> **CHALLENGE**
Collect all lines containing the word "verified" from the data.

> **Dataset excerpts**
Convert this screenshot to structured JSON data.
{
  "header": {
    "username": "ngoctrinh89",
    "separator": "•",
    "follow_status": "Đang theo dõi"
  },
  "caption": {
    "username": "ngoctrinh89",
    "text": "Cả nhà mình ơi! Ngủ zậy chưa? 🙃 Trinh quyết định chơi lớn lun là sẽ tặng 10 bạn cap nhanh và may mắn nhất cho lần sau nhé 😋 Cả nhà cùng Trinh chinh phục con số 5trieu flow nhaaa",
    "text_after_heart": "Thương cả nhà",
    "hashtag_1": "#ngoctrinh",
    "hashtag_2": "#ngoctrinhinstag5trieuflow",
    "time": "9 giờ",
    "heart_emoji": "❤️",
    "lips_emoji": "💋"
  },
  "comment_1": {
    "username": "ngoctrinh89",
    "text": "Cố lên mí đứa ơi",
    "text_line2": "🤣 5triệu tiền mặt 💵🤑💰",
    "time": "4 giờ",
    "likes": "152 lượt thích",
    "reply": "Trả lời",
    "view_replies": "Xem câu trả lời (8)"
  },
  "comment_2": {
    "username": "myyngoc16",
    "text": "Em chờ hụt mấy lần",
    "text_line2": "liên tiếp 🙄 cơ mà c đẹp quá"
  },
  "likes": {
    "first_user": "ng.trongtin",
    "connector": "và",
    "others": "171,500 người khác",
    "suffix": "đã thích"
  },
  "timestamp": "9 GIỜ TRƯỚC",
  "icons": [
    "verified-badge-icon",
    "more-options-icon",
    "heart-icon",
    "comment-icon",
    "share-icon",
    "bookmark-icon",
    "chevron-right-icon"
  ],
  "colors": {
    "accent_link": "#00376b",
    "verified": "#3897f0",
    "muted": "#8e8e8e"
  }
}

> **SOLUTION FOR THIS TASK**
    "verified-badge-icon",
    "verified": "#3897f0",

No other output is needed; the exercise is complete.